BEGIN DATASET RECORDS

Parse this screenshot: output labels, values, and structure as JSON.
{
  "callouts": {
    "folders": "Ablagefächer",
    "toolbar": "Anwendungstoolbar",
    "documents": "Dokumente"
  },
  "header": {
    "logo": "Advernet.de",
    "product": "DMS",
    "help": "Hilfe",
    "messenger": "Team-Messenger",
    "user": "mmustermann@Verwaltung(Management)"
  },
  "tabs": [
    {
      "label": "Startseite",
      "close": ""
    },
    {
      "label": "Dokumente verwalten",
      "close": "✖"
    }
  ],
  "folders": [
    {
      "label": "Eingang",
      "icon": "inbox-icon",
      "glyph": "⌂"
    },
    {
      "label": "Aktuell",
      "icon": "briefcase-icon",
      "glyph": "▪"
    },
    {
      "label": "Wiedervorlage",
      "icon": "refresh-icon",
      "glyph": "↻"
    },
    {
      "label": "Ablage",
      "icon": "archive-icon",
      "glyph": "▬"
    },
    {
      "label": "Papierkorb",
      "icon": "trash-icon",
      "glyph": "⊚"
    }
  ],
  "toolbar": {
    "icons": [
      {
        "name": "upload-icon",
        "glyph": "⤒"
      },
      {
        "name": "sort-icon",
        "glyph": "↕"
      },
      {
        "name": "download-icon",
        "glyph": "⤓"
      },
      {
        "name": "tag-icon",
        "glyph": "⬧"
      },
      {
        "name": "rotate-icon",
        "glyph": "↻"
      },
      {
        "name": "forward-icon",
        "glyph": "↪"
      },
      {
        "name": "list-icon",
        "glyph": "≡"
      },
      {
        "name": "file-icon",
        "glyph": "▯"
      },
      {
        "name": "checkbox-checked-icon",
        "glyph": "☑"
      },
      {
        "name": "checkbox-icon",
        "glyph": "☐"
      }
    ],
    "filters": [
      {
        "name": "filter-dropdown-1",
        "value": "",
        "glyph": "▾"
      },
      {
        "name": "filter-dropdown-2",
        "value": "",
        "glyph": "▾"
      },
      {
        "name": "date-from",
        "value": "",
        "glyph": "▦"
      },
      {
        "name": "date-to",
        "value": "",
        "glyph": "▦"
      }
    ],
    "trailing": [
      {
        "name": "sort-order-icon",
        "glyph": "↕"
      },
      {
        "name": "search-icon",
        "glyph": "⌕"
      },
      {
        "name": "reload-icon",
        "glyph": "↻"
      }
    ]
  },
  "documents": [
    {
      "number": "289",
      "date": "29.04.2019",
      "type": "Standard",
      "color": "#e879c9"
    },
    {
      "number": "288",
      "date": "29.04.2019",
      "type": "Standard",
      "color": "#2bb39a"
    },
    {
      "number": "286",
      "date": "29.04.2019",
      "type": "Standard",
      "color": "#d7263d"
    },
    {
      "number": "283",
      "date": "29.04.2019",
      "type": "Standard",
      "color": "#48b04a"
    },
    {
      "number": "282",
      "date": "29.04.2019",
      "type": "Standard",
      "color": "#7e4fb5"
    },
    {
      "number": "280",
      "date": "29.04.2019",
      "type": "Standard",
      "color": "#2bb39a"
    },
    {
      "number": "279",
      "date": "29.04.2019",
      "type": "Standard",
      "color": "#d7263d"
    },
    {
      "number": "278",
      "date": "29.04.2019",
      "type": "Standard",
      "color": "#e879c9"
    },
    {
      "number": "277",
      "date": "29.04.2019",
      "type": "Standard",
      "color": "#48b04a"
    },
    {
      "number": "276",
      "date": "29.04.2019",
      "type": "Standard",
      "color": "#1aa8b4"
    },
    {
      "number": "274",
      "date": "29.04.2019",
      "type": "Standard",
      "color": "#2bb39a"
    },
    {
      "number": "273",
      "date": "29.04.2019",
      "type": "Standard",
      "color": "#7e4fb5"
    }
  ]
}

END DATASET RECORDS

SET PROBLEM: Scan the lines above for "number", then copy every one that has it.

THE OUTPUT:
      "number": "289",
      "number": "288",
      "number": "286",
      "number": "283",
      "number": "282",
      "number": "280",
      "number": "279",
      "number": "278",
      "number": "277",
      "number": "276",
      "number": "274",
      "number": "273",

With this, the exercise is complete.